Extracted records
※ ※ ※

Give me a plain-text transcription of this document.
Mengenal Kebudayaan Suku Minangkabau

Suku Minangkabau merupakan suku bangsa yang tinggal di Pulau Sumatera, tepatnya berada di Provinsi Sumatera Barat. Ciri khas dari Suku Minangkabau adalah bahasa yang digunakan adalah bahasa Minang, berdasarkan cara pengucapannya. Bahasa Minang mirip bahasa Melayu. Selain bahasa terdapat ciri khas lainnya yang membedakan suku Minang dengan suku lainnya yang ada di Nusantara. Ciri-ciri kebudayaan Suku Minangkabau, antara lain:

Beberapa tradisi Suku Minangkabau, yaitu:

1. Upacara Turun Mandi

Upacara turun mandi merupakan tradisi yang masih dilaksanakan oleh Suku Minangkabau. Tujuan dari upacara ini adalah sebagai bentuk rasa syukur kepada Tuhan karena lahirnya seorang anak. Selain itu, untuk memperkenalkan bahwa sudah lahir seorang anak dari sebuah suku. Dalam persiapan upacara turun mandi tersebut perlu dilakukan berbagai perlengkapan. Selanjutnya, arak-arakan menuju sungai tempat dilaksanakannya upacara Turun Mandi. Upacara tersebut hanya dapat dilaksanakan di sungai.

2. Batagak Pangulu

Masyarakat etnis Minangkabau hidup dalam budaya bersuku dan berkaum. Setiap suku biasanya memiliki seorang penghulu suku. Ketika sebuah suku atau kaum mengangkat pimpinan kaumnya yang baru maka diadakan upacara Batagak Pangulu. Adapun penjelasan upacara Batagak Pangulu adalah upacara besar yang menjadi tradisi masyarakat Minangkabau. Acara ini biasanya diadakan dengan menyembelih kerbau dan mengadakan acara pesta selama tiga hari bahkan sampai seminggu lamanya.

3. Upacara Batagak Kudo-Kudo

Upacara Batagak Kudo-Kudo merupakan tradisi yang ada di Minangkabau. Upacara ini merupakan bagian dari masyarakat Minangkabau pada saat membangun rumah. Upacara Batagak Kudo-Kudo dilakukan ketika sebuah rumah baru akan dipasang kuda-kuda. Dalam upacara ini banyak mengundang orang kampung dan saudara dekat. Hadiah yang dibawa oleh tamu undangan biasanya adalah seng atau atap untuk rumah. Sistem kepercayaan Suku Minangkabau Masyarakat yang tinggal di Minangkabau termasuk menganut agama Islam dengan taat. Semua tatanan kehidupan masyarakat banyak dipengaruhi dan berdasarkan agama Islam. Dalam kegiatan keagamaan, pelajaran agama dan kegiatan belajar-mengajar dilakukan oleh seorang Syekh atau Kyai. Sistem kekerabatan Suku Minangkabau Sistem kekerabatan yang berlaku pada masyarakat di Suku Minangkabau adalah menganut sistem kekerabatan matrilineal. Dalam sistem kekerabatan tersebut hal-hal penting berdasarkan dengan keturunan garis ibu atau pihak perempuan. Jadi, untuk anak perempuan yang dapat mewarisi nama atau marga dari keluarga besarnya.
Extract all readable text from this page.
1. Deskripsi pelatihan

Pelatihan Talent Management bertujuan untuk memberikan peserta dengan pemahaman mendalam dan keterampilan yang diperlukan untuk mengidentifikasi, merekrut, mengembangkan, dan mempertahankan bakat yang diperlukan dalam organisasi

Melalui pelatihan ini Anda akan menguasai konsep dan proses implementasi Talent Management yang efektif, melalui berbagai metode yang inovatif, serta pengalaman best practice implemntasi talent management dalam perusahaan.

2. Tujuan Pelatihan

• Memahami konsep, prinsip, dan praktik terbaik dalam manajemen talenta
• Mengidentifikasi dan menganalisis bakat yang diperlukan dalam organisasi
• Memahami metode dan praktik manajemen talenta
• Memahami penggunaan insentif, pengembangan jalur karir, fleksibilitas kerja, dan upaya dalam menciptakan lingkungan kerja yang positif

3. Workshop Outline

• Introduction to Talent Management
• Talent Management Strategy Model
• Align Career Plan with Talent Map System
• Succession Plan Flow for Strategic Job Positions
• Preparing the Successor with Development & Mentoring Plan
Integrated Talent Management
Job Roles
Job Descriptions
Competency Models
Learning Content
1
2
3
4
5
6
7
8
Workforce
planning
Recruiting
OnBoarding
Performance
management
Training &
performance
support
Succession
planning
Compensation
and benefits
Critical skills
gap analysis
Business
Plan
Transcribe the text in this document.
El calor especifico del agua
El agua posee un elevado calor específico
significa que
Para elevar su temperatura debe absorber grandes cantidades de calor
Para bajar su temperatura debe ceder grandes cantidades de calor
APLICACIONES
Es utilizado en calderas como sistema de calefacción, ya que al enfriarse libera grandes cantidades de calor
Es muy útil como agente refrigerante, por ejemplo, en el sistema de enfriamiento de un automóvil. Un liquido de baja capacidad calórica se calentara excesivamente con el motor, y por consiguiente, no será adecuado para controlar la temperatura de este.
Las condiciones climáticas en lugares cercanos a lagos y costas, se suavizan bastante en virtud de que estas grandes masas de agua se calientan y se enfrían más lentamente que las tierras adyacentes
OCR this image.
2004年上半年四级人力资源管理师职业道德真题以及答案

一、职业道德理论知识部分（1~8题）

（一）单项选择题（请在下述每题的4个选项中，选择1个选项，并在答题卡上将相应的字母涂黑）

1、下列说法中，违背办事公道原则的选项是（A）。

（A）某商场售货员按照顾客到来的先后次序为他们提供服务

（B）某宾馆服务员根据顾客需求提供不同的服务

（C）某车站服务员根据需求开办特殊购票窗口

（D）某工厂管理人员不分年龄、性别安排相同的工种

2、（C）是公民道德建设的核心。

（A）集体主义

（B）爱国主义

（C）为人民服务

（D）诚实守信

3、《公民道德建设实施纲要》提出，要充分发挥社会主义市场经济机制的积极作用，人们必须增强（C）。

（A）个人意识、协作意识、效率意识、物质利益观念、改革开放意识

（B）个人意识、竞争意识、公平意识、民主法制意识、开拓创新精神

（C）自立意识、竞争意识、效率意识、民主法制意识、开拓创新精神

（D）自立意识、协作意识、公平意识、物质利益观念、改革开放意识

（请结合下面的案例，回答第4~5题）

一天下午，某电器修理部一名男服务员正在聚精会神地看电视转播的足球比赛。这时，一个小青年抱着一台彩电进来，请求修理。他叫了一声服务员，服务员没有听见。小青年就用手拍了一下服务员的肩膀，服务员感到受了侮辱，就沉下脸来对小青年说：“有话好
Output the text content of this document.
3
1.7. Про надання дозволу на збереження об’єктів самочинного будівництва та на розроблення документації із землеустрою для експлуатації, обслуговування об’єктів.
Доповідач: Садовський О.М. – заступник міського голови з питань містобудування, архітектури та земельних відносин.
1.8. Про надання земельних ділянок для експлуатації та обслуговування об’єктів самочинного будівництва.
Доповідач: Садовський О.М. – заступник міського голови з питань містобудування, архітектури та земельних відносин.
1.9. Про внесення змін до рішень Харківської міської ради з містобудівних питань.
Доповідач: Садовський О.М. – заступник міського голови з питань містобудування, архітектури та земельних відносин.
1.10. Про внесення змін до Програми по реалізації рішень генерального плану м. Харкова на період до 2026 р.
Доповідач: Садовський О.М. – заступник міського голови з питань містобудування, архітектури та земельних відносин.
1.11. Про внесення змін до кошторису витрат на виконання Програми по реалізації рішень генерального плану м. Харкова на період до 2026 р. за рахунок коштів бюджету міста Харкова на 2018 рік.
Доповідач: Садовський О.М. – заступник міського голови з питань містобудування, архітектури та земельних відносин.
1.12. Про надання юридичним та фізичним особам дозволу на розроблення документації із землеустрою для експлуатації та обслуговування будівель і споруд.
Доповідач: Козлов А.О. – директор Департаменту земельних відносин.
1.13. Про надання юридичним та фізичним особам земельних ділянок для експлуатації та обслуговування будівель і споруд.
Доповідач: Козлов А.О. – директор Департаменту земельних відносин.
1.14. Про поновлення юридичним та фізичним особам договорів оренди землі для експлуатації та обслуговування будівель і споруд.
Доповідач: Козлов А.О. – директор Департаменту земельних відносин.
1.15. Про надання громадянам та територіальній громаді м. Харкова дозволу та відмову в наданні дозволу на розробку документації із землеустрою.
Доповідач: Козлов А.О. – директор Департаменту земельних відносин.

※ ※ ※

Copy out every line of the listing that contains the string "реалізації".

Solution
1.10. Про внесення змін до Програми по реалізації рішень генерального плану м. Харкова на період до 2026 р.
1.11. Про внесення змін до кошторису витрат на виконання Програми по реалізації рішень генерального плану м. Харкова на період до 2026 р. за рахунок коштів бюджету міста Харкова на 2018 рік.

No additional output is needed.